■ **YOUR INSTRUCTIONS**: Return every line of the material exactly.

■ **RECORD EXTRACTS**:
━━━━

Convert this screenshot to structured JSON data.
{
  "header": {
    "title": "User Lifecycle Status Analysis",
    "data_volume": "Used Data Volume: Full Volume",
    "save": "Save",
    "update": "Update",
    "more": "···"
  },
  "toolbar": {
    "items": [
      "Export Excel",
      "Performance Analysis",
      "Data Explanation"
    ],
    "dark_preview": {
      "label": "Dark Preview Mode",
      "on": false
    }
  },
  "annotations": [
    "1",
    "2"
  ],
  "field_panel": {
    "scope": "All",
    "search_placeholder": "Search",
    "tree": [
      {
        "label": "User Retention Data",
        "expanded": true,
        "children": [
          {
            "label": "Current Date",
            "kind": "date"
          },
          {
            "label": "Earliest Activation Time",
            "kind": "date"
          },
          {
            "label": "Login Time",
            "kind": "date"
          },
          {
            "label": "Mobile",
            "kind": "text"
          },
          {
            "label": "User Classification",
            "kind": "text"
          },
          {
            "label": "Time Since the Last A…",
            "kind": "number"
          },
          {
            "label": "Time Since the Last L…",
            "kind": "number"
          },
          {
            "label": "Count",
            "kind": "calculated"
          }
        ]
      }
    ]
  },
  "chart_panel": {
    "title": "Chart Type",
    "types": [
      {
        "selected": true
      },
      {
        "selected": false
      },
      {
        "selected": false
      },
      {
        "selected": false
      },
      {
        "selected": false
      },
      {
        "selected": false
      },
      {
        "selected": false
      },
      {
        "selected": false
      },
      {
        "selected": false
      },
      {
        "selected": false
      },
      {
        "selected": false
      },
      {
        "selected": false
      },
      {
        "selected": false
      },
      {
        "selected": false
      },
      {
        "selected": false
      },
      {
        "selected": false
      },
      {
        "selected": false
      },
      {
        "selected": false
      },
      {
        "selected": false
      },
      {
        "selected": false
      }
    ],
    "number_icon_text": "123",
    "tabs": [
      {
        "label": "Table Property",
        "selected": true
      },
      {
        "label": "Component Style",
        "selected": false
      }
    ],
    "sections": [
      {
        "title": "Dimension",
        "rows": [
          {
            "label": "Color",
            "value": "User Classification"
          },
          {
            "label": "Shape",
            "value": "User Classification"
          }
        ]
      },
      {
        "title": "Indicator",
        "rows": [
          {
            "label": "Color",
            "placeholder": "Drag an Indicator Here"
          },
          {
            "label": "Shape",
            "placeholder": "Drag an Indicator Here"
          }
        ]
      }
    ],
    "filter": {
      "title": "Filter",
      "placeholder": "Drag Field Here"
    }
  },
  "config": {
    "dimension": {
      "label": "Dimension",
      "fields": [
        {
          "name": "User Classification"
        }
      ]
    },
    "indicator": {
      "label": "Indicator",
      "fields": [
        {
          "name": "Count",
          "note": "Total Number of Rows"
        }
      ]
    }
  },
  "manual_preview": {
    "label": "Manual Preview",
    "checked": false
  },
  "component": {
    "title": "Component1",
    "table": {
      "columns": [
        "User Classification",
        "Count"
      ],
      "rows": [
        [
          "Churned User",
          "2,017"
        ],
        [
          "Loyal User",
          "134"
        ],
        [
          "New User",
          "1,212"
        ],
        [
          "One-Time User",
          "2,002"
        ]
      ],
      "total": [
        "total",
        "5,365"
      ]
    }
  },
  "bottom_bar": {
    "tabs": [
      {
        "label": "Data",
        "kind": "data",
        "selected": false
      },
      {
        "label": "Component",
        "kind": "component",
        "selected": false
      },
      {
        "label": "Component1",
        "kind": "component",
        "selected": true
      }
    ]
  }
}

━━━━

■ **SOLUTION TO THIS EXERCISE**:
Convert this screenshot to structured JSON data.
{
  "header": {
    "title": "User Lifecycle Status Analysis",
    "data_volume": "Used Data Volume: Full Volume",
    "save": "Save",
    "update": "Update",
    "more": "···"
  },
  "toolbar": {
    "items": [
      "Export Excel",
      "Performance Analysis",
      "Data Explanation"
    ],
    "dark_preview": {
      "label": "Dark Preview Mode",
      "on": false
    }
  },
  "annotations": [
    "1",
    "2"
  ],
  "field_panel": {
    "scope": "All",
    "search_placeholder": "Search",
    "tree": [
      {
        "label": "User Retention Data",
        "expanded": true,
        "children": [
          {
            "label": "Current Date",
            "kind": "date"
          },
          {
            "label": "Earliest Activation Time",
            "kind": "date"
          },
          {
            "label": "Login Time",
            "kind": "date"
          },
          {
            "label": "Mobile",
            "kind": "text"
          },
          {
            "label": "User Classification",
            "kind": "text"
          },
          {
            "label": "Time Since the Last A…",
            "kind": "number"
          },
          {
            "label": "Time Since the Last L…",
            "kind": "number"
          },
          {
            "label": "Count",
            "kind": "calculated"
          }
        ]
      }
    ]
  },
  "chart_panel": {
    "title": "Chart Type",
    "types": [
      {
        "selected": true
      },
      {
        "selected": false
      },
      {
        "selected": false
      },
      {
        "selected": false
      },
      {
        "selected": false
      },
      {
        "selected": false
      },
      {
        "selected": false
      },
      {
        "selected": false
      },
      {
        "selected": false
      },
      {
        "selected": false
      },
      {
        "selected": false
      },
      {
        "selected": false
      },
      {
        "selected": false
      },
      {
        "selected": false
      },
      {
        "selected": false
      },
      {
        "selected": false
      },
      {
        "selected": false
      },
      {
        "selected": false
      },
      {
        "selected": false
      },
      {
        "selected": false
      }
    ],
    "number_icon_text": "123",
    "tabs": [
      {
        "label": "Table Property",
        "selected": true
      },
      {
        "label": "Component Style",
        "selected": false
      }
    ],
    "sections": [
      {
        "title": "Dimension",
        "rows": [
          {
            "label": "Color",
            "value": "User Classification"
          },
          {
            "label": "Shape",
            "value": "User Classification"
          }
        ]
      },
      {
        "title": "Indicator",
        "rows": [
          {
            "label": "Color",
            "placeholder": "Drag an Indicator Here"
          },
          {
            "label": "Shape",
            "placeholder": "Drag an Indicator Here"
          }
        ]
      }
    ],
    "filter": {
      "title": "Filter",
      "placeholder": "Drag Field Here"
    }
  },
  "config": {
    "dimension": {
      "label": "Dimension",
      "fields": [
        {
          "name": "User Classification"
        }
      ]
    },
    "indicator": {
      "label": "Indicator",
      "fields": [
        {
          "name": "Count",
          "note": "Total Number of Rows"
        }
      ]
    }
  },
  "manual_preview": {
    "label": "Manual Preview",
    "checked": false
  },
  "component": {
    "title": "Component1",
    "table": {
      "columns": [
        "User Classification",
        "Count"
      ],
      "rows": [
        [
          "Churned User",
          "2,017"
        ],
        [
          "Loyal User",
          "134"
        ],
        [
          "New User",
          "1,212"
        ],
        [
          "One-Time User",
          "2,002"
        ]
      ],
      "total": [
        "total",
        "5,365"
      ]
    }
  },
  "bottom_bar": {
    "tabs": [
      {
        "label": "Data",
        "kind": "data",
        "selected": false
      },
      {
        "label": "Component",
        "kind": "component",
        "selected": false
      },
      {
        "label": "Component1",
        "kind": "component",
        "selected": true
      }
    ]
  }
}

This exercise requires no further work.